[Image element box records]
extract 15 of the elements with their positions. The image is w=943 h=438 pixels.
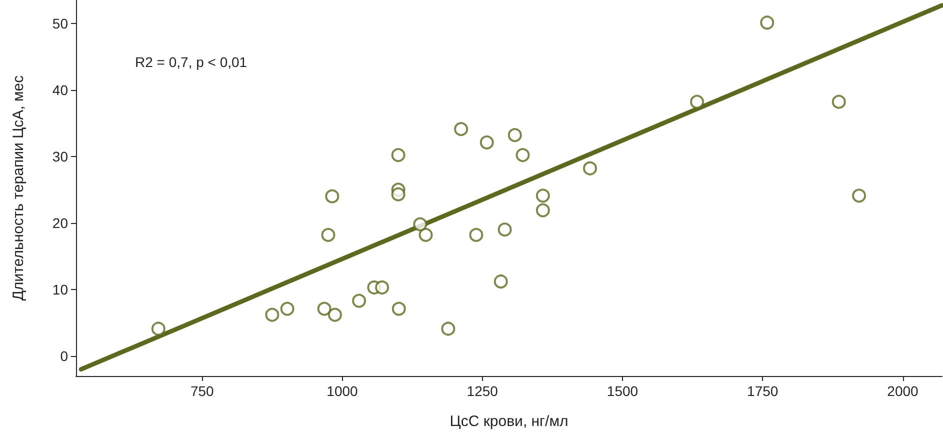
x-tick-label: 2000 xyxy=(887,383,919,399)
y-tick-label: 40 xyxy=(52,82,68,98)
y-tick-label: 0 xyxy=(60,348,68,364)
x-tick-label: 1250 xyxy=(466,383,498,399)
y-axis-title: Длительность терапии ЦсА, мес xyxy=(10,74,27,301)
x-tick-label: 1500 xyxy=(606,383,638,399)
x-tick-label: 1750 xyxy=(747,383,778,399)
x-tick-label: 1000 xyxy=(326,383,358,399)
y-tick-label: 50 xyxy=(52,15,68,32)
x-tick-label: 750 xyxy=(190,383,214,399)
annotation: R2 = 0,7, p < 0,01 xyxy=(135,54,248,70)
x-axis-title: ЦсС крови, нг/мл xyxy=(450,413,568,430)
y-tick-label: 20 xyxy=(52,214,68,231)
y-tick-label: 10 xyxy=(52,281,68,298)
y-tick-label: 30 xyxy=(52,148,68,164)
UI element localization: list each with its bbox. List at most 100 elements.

■ INSTRUCTION ■
Arrange the lines of all the entries above as a numbered list, omitting blank lines and the pictures.

■ COMPLETED EXERCISE ■
1. extract 15 of the elements with their positions. The image is w=943 h=438 pixels.
2. x-tick-label: 2000 xyxy=(887,383,919,399)
3. y-tick-label: 40 xyxy=(52,82,68,98)
4. y-tick-label: 0 xyxy=(60,348,68,364)
5. x-tick-label: 1250 xyxy=(466,383,498,399)
6. y-axis-title: Длительность терапии ЦсА, мес xyxy=(10,74,27,301)
7. x-tick-label: 1500 xyxy=(606,383,638,399)
8. x-tick-label: 1750 xyxy=(747,383,778,399)
9. x-tick-label: 1000 xyxy=(326,383,358,399)
10. y-tick-label: 50 xyxy=(52,15,68,32)
11. x-tick-label: 750 xyxy=(190,383,214,399)
12. annotation: R2 = 0,7, p < 0,01 xyxy=(135,54,248,70)
13. x-axis-title: ЦсС крови, нг/мл xyxy=(450,413,568,430)
14. y-tick-label: 20 xyxy=(52,214,68,231)
15. y-tick-label: 10 xyxy=(52,281,68,298)
16. y-tick-label: 30 xyxy=(52,148,68,164)
17. UI element localization: list each with its bbox. List at most 100 elements.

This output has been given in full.